Copy, word for word, the stretch from "The legal side" through "Music Industry courses." in the music plagiarism article below.

PROVIDED PASSAGE »
○ ○ ○ ○

Influence or Plagiarism? Legal Battles in Music (w/ Radiohead, Marvin Gaye, Zomby + more)
This week we learned that the experimental rock band Radiohead are suing Lana del Rey over similarities between her track ‘Get Free’ on her 2017 album ‘Lust For Life’ and their 1992 debut single ‘Creep’. People’s reactions have been mixed on the matter, with die-hard fans of both artists rushing to their defence. Western music is essentially based on 12 notes, so among the countless variations, there have been a good many similar tracks – Radiohead themselves had to credit The Hollies as writers of Creep, due to the similarity of their 1974 track ‘The Air That I Breathe’. In any case, we thought it a good time to have a look through famous instances of legal disputes and accusations of plagiarism in music. Read on for a rundown of some of the most notable cases.
The legal side of music is a convoluted business – if you’d like to get a proper grasp on it, as well as the many other intricacies of the industry, take a look at our Music Industry courses.
Radiohead vs Lana Del Rey
The most recent high-profile case of accused plagiarism (Ed Sheeran’s ongoing disputes over many songs notwithstanding). Radiohead are reportedly suing Lana Del Rey over the similarities between ‘Get Free’ and ‘Creep’. The songs share the same chord progression and, crucially, similarities in melody. Many commentators take issue with the fact the band are (again reportedly) asking for 100% of the publishing rights. Radiohead themselves were forced to add Albert Hammond and Mike Hazlewood of The Hollies as co-writers, and the pair own a percentage of the publishing rights to ‘Creep’.

○ ○ ○ ○

SOURCE MATERIAL »
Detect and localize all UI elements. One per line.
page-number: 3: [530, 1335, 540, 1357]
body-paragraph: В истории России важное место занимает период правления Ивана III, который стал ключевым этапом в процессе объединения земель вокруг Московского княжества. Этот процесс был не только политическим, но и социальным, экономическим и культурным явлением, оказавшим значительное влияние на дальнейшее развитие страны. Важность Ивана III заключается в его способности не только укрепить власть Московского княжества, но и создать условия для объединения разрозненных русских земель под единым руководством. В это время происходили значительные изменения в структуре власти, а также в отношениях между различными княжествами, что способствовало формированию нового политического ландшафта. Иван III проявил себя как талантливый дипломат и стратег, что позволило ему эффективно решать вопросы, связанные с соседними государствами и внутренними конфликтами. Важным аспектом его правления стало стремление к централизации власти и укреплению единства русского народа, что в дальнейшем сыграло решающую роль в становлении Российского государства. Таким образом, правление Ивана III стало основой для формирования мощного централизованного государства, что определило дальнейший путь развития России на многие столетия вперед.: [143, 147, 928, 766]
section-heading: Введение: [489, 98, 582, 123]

○ ○ ○ ○

FINISHED TASK »
The legal side of music is a convoluted business – if you’d like to get a proper grasp on it, as well as the many other intricacies of the industry, take a look at our Music Industry courses.